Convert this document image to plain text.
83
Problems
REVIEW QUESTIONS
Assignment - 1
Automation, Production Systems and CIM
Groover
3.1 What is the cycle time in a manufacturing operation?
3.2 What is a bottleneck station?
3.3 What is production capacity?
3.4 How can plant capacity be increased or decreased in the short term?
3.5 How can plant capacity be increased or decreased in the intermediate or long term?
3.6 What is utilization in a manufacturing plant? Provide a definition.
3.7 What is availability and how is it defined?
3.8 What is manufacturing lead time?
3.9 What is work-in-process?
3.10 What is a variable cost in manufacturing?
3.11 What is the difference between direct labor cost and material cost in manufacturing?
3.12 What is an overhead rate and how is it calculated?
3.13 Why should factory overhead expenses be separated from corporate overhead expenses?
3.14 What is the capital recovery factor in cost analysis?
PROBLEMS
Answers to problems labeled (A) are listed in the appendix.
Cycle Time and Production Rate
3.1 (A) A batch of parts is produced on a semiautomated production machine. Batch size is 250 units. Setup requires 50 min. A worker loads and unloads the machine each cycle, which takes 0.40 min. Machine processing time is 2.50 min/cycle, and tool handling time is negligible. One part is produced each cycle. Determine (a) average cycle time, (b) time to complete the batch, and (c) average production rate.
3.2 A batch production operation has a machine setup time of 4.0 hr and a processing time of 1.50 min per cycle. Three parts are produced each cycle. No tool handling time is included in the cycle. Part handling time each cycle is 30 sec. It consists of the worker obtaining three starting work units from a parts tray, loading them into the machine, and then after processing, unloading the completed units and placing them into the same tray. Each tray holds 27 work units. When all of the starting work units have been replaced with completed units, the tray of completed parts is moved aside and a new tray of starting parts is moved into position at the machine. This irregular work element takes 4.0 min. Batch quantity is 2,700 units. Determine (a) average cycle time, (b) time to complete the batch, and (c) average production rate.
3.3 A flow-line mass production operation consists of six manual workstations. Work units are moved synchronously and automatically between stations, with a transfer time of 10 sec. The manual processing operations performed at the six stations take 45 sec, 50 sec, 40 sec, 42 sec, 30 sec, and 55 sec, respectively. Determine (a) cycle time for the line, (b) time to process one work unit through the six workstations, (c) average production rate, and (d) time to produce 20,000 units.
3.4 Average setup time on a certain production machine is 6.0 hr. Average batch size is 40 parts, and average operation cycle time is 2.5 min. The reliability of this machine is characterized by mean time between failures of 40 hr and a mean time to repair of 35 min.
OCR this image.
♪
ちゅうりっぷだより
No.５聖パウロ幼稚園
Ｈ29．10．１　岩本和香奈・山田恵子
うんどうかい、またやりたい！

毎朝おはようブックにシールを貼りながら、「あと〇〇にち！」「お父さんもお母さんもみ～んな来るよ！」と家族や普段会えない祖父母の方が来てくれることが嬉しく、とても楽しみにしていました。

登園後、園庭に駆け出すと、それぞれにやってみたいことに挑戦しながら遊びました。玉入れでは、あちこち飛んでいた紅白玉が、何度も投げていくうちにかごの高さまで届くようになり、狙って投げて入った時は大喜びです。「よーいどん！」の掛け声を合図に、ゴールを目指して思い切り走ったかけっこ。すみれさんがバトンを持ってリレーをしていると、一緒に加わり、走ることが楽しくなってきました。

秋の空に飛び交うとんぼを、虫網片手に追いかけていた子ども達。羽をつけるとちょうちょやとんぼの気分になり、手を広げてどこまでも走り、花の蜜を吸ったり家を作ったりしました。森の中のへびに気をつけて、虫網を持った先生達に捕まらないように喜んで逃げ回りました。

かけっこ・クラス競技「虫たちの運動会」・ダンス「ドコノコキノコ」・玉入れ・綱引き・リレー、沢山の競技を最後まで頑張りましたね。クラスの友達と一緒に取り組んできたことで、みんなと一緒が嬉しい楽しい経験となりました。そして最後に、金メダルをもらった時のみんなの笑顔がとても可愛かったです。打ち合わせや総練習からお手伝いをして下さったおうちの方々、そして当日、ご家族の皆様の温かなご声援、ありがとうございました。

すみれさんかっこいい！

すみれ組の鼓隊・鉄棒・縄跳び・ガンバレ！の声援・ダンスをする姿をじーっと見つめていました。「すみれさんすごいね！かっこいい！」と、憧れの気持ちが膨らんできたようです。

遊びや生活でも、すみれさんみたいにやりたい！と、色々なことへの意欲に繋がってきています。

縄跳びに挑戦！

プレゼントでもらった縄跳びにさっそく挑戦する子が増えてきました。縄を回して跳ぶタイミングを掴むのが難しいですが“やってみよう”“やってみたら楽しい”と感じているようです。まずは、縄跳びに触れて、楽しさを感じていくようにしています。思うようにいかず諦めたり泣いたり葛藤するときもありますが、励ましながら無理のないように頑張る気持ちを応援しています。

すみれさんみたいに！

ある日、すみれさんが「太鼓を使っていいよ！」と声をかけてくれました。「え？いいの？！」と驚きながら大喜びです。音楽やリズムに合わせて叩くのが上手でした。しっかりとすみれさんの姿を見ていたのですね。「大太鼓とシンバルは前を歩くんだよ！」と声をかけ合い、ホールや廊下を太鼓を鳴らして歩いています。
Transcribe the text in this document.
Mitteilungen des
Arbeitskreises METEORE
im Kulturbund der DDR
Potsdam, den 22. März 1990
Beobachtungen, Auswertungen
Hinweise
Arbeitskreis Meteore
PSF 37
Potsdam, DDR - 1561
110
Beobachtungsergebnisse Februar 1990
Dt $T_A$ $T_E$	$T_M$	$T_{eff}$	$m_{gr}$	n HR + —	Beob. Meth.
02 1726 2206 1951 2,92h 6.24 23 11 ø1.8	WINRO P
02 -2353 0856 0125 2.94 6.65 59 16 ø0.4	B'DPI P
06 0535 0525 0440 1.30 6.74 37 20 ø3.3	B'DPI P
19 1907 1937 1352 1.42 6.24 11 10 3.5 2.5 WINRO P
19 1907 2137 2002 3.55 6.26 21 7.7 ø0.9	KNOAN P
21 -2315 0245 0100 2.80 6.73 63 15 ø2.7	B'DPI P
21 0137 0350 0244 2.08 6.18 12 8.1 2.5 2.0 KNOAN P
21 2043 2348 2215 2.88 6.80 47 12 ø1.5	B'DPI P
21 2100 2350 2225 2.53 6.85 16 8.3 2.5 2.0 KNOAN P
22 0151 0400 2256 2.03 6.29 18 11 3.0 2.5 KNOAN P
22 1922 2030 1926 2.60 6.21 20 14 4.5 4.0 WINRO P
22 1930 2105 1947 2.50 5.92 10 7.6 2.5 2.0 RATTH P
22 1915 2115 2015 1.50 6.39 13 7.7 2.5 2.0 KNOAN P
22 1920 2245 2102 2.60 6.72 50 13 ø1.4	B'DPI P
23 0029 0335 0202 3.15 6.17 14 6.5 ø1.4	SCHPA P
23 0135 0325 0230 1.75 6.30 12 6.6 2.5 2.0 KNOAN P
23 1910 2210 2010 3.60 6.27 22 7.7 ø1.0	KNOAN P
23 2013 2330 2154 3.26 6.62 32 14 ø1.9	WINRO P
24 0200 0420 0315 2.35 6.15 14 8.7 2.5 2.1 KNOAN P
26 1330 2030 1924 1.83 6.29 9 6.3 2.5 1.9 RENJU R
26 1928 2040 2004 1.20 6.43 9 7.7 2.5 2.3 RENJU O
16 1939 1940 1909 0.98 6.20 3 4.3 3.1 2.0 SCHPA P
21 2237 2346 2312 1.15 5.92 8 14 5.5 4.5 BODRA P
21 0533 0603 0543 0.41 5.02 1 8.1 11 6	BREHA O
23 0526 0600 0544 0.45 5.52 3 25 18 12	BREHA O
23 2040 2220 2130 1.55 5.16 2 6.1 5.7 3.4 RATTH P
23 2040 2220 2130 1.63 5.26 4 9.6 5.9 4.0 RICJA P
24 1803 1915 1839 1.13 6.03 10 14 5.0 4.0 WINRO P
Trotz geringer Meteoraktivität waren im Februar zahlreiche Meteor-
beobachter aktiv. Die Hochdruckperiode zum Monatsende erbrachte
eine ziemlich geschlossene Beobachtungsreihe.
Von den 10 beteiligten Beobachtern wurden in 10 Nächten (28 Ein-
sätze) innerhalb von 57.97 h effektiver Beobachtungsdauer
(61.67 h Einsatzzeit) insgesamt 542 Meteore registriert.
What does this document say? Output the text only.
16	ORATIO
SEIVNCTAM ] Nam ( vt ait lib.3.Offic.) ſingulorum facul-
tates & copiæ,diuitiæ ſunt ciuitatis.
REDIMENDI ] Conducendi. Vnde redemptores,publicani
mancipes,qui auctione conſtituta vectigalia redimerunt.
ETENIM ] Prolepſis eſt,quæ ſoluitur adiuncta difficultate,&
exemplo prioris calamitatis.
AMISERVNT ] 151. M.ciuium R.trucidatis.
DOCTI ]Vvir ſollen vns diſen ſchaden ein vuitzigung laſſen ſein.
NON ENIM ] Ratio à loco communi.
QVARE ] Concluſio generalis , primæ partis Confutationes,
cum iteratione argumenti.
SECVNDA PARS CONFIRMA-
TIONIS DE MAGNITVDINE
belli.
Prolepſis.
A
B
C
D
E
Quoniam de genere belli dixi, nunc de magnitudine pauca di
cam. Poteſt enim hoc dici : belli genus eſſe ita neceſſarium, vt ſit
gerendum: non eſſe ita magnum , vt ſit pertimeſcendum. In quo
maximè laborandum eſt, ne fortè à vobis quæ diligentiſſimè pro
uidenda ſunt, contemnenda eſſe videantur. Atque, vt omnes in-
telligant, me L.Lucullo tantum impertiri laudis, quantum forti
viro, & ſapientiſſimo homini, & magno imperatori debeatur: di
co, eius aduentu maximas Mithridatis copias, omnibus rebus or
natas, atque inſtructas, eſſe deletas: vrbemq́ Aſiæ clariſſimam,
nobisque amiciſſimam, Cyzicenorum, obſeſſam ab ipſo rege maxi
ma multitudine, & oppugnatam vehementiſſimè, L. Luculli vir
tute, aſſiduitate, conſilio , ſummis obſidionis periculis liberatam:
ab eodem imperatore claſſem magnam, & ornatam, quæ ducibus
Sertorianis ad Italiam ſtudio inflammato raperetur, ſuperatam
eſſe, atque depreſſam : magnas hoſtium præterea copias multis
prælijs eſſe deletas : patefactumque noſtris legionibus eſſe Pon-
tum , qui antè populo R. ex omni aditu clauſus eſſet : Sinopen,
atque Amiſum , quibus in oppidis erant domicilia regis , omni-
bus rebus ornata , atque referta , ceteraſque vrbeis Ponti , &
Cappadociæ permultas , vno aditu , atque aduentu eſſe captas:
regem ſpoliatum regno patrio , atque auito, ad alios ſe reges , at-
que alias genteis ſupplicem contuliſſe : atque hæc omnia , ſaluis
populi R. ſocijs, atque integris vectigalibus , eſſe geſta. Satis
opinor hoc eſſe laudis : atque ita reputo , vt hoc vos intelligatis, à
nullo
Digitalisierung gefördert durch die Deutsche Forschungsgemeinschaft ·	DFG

__WHAT TO PRODUCE__:
Of the lines in the data, how many contain the word "copias"? Provide the number and nothing further.

__ANSWER TO THIS TASK__:
2